Input records
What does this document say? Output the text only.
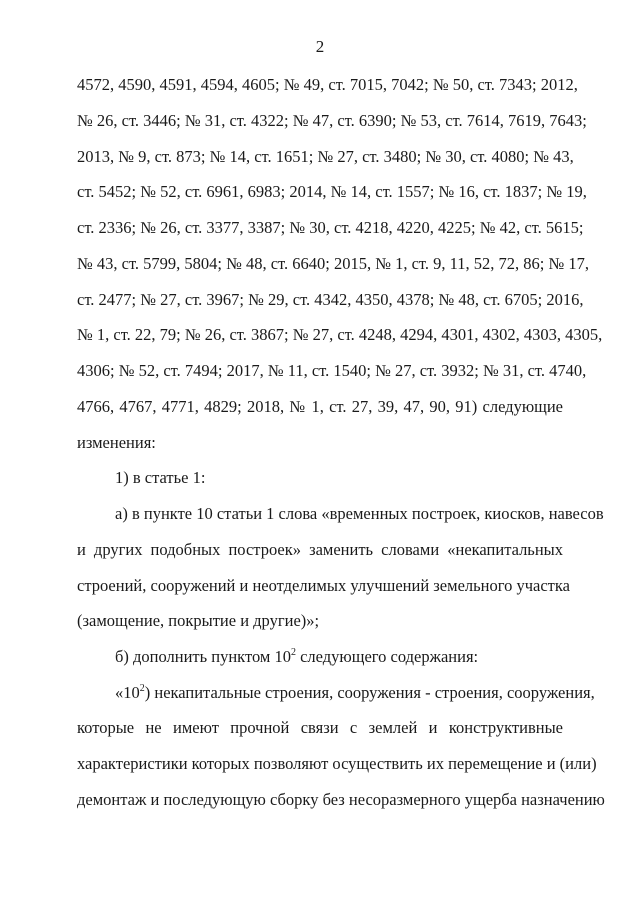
2
4572, 4590, 4591, 4594, 4605; № 49, ст. 7015, 7042; № 50, ст. 7343; 2012,
№ 26, ст. 3446; № 31, ст. 4322; № 47, ст. 6390; № 53, ст. 7614, 7619, 7643;
2013, № 9, ст. 873; № 14, ст. 1651; № 27, ст. 3480; № 30, ст. 4080; № 43,
ст. 5452; № 52, ст. 6961, 6983; 2014, № 14, ст. 1557; № 16, ст. 1837; № 19,
ст. 2336; № 26, ст. 3377, 3387; № 30, ст. 4218, 4220, 4225; № 42, ст. 5615;
№ 43, ст. 5799, 5804; № 48, ст. 6640; 2015, № 1, ст. 9, 11, 52, 72, 86; № 17,
ст. 2477; № 27, ст. 3967; № 29, ст. 4342, 4350, 4378; № 48, ст. 6705; 2016,
№ 1, ст. 22, 79; № 26, ст. 3867; № 27, ст. 4248, 4294, 4301, 4302, 4303, 4305,
4306; № 52, ст. 7494; 2017, № 11, ст. 1540; № 27, ст. 3932; № 31, ст. 4740,
4766, 4767, 4771, 4829; 2018, № 1, ст. 27, 39, 47, 90, 91) следующие
изменения:
1) в статье 1:
а) в пункте 10 статьи 1 слова «временных построек, киосков, навесов
и других подобных построек» заменить словами «некапитальных
строений, сооружений и неотделимых улучшений земельного участка
(замощение, покрытие и другие)»;
б) дополнить пунктом $10^2$ следующего содержания:
«$10^2$) некапитальные строения, сооружения - строения, сооружения,
которые не имеют прочной связи с землей и конструктивные
характеристики которых позволяют осуществить их перемещение и (или)
демонтаж и последующую сборку без несоразмерного ущерба назначению
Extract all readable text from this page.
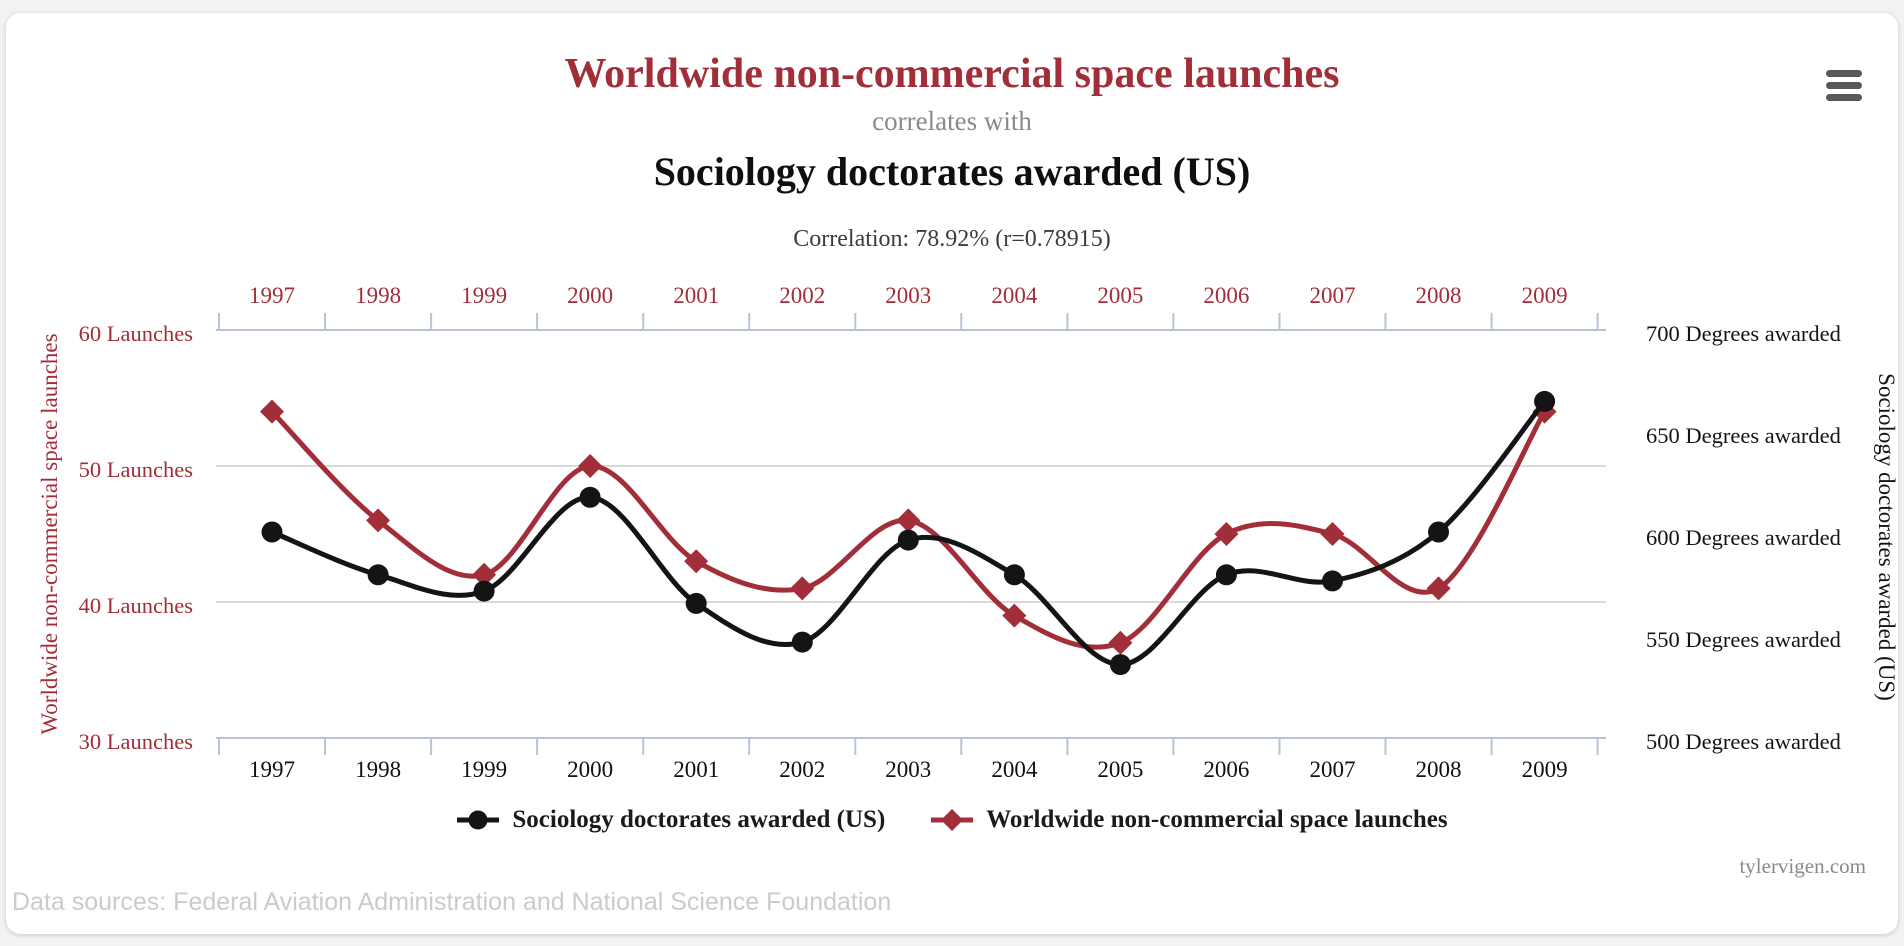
Worldwide non-commercial space launches
correlates with
Sociology doctorates awarded (US)
Correlation: 78.92% (r=0.78915)
1997
1997
1998
1998
1999
1999
2000
2000
2001
2001
2002
2002
2003
2003
2004
2004
2005
2005
2006
2006
2007
2007
2008
2008
2009
2009
60 Launches
50 Launches
40 Launches
30 Launches
700 Degrees awarded
650 Degrees awarded
600 Degrees awarded
550 Degrees awarded
500 Degrees awarded
Worldwide non-commercial space launches	Sociology doctorates awarded (US)
Sociology doctorates awarded (US)	Worldwide non-commercial space launches
tylervigen.com
Data sources: Federal Aviation Administration and National Science Foundation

Problem requirements
Only what runs from the line containing "Extract all readable text from this page." through the end of the entries above should be extracted, exactly and without pictures.

Solution
Extract all readable text from this page.
Worldwide non-commercial space launches
correlates with
Sociology doctorates awarded (US)
Correlation: 78.92% (r=0.78915)
1997
1997
1998
1998
1999
1999
2000
2000
2001
2001
2002
2002
2003
2003
2004
2004
2005
2005
2006
2006
2007
2007
2008
2008
2009
2009
60 Launches
50 Launches
40 Launches
30 Launches
700 Degrees awarded
650 Degrees awarded
600 Degrees awarded
550 Degrees awarded
500 Degrees awarded
Worldwide non-commercial space launches	Sociology doctorates awarded (US)
Sociology doctorates awarded (US)	Worldwide non-commercial space launches
tylervigen.com
Data sources: Federal Aviation Administration and National Science Foundation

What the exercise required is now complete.